* **STATED PROBLEM**: Gather each line of the entries below that includes "this".

Extracts from a graphics dataset:
________________
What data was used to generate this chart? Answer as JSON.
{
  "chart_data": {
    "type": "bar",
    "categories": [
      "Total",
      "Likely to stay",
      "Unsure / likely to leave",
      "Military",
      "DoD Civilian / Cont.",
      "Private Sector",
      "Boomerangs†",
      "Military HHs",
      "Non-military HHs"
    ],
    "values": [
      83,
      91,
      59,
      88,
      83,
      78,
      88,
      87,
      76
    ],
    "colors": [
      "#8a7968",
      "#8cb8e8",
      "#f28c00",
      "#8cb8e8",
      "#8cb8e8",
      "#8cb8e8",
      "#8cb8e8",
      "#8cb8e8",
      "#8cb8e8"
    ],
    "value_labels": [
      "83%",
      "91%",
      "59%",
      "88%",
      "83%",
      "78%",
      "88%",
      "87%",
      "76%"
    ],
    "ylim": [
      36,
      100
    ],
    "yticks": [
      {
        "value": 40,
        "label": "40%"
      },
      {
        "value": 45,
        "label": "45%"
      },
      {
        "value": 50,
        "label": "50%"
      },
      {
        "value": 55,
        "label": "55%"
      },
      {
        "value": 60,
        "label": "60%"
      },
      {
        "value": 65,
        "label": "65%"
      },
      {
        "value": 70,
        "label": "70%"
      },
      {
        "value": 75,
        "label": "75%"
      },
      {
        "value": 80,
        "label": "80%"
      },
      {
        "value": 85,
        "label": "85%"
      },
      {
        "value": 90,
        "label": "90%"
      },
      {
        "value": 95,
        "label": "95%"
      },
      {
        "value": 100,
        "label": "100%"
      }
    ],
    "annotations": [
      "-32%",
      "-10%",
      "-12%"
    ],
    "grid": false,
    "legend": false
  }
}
________________
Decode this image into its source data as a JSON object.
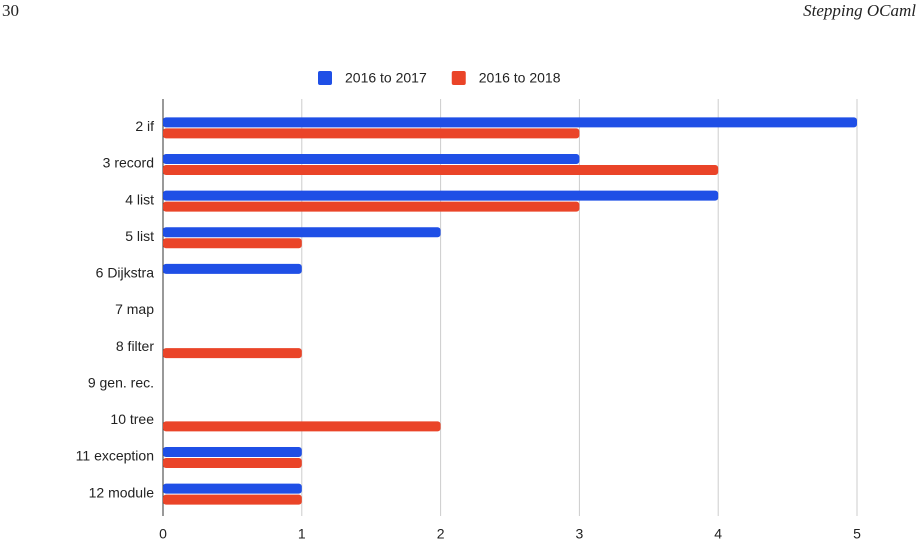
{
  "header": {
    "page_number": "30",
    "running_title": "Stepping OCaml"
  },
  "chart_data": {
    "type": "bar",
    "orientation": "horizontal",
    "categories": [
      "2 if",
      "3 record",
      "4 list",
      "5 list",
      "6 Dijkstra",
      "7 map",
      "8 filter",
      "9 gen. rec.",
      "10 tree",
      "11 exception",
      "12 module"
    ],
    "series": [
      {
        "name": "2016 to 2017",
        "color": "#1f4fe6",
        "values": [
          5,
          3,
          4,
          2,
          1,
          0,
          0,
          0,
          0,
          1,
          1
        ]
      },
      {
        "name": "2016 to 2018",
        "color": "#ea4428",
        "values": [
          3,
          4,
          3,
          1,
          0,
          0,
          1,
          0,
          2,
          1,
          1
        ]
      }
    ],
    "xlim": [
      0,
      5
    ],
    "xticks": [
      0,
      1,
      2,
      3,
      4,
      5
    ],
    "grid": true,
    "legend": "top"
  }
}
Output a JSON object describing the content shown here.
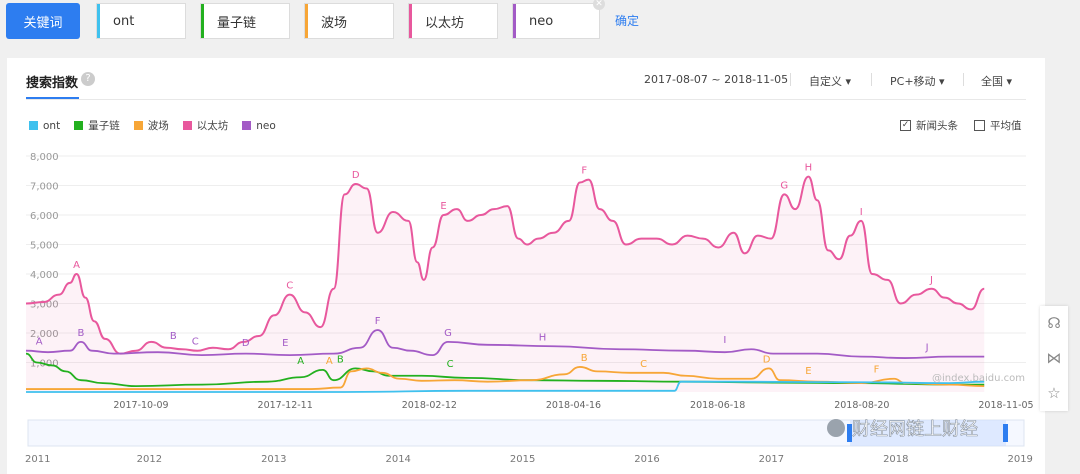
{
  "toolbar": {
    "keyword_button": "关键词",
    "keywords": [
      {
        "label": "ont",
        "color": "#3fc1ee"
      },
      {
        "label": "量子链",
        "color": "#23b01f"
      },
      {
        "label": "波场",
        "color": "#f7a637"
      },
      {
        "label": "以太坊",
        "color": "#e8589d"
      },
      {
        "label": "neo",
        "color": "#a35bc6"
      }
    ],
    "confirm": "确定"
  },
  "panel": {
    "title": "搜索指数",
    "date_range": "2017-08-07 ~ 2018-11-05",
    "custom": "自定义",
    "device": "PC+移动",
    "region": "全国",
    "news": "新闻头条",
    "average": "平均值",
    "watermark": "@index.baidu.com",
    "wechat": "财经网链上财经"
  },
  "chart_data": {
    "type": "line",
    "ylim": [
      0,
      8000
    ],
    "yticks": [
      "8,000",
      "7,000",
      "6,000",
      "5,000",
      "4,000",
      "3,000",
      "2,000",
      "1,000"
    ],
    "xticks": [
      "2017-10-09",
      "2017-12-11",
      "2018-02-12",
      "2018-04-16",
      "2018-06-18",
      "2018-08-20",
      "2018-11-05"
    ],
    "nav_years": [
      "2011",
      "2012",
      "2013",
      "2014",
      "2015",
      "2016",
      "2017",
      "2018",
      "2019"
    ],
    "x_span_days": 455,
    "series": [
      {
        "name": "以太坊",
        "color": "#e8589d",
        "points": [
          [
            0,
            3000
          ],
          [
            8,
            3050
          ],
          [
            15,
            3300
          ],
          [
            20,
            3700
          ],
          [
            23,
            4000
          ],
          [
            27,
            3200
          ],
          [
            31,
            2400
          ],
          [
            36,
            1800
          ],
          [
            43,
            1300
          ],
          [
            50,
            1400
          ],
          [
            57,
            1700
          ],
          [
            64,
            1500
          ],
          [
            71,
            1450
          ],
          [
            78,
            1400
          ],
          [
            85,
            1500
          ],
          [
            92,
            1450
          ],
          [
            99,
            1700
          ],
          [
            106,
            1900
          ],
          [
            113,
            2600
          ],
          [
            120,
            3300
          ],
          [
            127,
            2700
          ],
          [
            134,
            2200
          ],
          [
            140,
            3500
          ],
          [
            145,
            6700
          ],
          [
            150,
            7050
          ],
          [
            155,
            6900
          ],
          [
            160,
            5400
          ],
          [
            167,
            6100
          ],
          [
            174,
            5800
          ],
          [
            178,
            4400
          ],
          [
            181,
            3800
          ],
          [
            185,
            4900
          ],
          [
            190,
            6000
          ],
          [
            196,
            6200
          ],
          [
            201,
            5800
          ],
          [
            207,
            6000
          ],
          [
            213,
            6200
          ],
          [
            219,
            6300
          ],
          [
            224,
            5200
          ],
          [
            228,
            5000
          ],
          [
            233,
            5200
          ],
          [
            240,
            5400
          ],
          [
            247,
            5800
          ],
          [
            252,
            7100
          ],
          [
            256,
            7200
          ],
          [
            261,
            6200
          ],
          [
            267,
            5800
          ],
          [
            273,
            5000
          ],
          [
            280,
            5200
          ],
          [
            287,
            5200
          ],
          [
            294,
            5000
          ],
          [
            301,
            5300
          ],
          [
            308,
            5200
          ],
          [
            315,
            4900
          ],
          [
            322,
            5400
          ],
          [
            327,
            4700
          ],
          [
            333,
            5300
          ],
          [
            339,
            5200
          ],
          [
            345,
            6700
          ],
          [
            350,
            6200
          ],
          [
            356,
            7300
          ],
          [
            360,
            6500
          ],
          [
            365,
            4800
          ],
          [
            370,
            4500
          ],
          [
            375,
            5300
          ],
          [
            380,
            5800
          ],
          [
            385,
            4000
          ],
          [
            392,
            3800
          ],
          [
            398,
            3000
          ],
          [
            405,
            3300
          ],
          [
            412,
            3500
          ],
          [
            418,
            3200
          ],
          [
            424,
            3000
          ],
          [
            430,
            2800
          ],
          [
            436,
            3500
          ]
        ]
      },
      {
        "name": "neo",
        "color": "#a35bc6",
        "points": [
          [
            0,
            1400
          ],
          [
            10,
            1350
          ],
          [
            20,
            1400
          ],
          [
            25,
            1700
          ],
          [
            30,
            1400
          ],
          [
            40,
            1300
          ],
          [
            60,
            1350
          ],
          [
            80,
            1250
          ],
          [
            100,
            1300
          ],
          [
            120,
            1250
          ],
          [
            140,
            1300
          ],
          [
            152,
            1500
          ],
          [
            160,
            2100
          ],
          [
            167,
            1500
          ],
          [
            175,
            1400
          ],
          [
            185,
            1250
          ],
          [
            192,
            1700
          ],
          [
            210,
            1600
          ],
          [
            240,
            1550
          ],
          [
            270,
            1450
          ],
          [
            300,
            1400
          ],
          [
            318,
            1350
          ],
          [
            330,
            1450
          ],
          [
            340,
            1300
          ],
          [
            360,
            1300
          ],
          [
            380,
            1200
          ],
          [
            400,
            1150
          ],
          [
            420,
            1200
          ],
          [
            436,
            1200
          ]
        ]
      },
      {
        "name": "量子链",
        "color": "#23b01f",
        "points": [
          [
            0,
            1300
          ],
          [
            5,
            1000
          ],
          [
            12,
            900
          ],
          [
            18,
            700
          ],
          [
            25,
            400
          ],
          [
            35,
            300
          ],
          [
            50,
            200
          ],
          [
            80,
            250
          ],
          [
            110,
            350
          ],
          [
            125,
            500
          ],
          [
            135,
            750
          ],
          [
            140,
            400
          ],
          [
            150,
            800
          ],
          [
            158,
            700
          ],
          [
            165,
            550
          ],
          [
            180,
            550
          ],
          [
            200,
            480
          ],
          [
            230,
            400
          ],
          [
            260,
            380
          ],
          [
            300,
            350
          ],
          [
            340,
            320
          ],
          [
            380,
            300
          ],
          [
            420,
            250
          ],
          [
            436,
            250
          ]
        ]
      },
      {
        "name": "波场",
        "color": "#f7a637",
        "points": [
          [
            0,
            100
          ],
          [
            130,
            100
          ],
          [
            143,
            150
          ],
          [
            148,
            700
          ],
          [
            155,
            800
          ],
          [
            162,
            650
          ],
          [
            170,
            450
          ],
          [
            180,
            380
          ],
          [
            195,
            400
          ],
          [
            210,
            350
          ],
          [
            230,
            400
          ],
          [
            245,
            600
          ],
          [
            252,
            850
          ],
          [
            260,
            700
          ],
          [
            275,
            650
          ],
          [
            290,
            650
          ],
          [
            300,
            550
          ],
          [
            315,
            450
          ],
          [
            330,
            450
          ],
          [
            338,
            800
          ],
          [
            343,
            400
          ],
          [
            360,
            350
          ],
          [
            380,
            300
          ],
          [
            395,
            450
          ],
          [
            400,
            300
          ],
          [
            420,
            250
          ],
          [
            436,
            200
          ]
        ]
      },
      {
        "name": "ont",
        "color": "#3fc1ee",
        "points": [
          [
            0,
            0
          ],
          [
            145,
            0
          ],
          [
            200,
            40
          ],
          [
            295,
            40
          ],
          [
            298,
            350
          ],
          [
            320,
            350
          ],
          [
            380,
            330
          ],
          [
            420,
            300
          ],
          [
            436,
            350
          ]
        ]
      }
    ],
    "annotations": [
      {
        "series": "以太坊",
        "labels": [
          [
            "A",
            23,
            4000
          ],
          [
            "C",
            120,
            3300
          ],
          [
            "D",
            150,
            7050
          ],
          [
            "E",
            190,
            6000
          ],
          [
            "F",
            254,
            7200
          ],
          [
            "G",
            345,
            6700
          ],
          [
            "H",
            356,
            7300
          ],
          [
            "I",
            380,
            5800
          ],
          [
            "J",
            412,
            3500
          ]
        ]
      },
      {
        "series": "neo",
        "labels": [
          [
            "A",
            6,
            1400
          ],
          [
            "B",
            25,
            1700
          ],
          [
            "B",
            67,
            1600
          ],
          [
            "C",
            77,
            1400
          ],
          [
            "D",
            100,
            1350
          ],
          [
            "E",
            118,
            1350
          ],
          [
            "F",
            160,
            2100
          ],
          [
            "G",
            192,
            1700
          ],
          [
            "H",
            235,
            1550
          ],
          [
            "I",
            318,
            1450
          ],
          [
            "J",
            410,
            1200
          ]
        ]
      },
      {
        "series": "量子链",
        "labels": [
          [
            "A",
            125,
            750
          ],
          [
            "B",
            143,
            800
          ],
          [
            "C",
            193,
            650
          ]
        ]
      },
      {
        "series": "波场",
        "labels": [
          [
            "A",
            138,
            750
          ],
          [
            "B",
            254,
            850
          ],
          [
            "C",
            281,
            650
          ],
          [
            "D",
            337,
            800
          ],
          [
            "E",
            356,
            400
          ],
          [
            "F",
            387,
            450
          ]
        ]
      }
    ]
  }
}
________________
* **EXERCISE OUTPUT**:
What data was used to generate this chart? Answer as JSON.
Decode this image into its source data as a JSON object.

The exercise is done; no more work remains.